» **What needs to be done**
Identify every line in the records below that contains the word "обеспеченности", and copy each of those lines.

» **Supplied records**
+-------+
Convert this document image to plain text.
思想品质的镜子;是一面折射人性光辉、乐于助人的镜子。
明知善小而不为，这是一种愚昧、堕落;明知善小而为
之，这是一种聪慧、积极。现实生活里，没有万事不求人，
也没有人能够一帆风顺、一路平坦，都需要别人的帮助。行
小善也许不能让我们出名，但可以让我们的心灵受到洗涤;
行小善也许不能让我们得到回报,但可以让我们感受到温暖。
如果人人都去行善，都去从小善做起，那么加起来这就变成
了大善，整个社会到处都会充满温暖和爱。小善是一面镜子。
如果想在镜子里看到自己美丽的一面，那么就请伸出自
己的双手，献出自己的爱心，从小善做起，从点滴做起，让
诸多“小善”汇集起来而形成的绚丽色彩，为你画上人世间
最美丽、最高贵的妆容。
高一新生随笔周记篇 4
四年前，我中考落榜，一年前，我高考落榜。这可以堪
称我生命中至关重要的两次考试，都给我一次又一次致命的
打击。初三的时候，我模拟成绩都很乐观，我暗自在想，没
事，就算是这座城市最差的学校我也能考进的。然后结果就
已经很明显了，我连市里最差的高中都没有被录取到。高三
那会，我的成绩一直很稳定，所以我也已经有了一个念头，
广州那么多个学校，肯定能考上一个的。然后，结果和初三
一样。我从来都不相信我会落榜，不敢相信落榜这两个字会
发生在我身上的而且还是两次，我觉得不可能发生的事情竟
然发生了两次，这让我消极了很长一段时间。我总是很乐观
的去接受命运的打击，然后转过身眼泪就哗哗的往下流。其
+-------+
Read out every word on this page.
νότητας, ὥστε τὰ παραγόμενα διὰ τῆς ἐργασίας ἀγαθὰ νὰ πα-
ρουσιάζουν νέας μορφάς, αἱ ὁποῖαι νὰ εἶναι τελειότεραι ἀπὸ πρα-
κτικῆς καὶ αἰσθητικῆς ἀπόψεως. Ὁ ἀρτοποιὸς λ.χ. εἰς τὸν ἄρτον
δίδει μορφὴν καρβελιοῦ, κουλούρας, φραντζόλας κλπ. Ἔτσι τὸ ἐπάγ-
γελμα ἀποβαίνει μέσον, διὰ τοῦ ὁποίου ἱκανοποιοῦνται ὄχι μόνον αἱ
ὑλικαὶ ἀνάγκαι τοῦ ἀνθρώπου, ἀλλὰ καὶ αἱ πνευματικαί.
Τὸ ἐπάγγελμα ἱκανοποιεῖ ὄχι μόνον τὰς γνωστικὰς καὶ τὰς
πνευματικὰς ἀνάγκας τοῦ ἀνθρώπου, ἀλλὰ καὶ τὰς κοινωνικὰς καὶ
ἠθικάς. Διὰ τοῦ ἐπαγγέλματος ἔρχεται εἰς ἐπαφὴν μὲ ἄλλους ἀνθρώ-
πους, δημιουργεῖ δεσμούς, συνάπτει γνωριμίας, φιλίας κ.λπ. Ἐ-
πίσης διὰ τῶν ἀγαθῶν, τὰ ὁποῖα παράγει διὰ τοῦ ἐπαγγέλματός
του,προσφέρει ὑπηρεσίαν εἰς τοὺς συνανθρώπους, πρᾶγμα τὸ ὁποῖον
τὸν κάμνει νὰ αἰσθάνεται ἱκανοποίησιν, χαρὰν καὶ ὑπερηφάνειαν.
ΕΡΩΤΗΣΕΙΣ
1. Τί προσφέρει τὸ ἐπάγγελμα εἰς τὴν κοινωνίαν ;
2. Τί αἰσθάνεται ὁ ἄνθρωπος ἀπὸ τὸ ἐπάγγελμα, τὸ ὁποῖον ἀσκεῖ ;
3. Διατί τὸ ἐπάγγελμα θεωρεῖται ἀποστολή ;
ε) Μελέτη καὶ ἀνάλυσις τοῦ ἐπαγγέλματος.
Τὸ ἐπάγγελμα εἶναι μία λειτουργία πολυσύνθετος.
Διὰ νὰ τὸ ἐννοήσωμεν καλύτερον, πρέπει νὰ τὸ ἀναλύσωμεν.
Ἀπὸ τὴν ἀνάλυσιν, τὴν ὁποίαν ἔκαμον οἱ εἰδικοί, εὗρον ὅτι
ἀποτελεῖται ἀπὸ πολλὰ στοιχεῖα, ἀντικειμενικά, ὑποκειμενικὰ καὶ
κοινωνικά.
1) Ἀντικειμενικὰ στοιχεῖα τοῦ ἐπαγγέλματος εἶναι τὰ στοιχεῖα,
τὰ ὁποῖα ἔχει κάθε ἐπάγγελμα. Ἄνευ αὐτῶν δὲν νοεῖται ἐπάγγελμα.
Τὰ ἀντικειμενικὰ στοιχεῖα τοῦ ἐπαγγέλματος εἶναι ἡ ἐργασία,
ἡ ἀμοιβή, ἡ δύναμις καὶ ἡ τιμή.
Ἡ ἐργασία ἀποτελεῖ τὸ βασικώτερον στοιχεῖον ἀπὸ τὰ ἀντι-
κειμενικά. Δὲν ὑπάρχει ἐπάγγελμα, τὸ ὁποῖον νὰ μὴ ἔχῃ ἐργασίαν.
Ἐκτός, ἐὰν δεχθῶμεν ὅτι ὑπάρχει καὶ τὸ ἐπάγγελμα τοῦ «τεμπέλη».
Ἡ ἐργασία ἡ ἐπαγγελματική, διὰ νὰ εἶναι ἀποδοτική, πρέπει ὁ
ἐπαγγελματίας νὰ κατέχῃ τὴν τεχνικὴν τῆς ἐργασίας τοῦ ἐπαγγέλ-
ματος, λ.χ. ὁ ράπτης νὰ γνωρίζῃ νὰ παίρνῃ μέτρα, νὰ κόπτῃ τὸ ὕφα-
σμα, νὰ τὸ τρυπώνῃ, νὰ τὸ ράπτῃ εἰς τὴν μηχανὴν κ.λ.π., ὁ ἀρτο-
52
+-------+
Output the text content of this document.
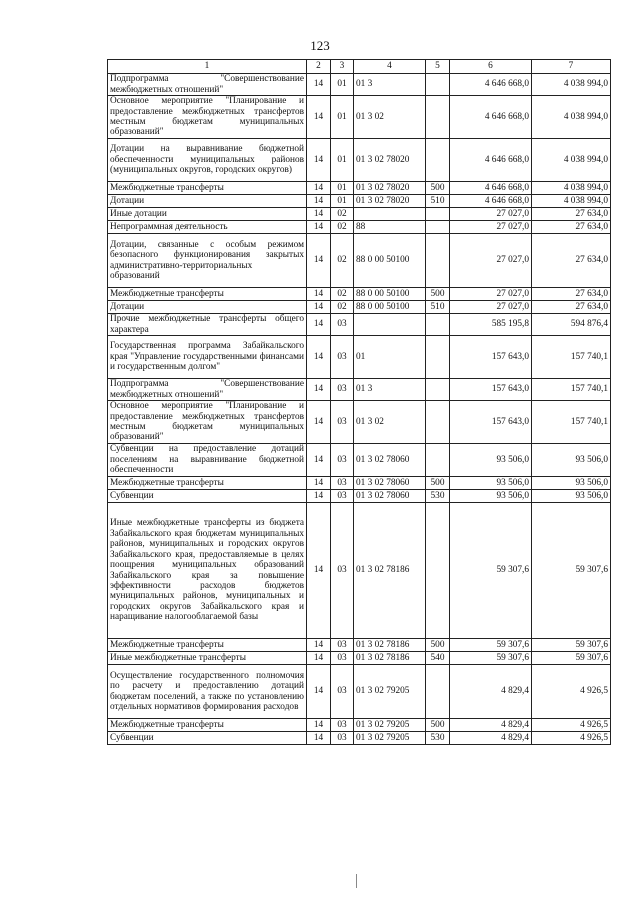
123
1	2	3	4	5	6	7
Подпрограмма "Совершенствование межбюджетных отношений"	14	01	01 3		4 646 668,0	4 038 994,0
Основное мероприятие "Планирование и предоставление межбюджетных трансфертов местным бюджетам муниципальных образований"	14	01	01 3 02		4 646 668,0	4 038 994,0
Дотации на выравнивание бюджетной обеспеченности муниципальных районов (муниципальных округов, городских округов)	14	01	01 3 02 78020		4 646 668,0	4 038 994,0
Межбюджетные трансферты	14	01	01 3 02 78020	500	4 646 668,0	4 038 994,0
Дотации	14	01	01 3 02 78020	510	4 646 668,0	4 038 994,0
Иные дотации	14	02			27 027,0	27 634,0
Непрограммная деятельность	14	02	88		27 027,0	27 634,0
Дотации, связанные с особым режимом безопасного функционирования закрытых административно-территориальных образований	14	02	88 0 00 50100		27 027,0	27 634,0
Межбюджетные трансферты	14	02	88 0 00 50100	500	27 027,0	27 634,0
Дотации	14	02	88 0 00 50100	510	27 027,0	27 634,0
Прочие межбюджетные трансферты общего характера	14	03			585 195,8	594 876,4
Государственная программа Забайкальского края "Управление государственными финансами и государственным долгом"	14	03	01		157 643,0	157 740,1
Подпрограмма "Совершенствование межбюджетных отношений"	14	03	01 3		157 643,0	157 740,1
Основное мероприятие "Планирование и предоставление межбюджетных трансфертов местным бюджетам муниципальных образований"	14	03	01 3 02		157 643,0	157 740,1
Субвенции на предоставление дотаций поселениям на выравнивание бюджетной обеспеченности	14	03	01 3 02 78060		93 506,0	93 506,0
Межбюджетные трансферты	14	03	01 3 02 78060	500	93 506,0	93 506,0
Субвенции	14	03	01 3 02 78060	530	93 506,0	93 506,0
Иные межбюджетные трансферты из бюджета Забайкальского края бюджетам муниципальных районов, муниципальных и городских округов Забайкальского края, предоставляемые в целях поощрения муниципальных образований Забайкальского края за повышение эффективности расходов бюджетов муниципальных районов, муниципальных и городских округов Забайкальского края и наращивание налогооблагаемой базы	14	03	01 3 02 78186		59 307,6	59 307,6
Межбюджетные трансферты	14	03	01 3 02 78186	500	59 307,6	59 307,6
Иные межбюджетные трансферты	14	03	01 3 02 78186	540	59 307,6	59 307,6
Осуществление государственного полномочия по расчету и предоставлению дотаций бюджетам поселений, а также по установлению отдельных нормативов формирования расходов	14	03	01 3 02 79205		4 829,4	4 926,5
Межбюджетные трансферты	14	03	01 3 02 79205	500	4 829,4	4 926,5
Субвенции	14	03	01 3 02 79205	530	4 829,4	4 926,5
+-------+
» **Answer to this task**
Дотации на выравнивание бюджетной обеспеченности муниципальных районов (муниципальных округов, городских округов)	14	01	01 3 02 78020		4 646 668,0	4 038 994,0
Субвенции на предоставление дотаций поселениям на выравнивание бюджетной обеспеченности	14	03	01 3 02 78060		93 506,0	93 506,0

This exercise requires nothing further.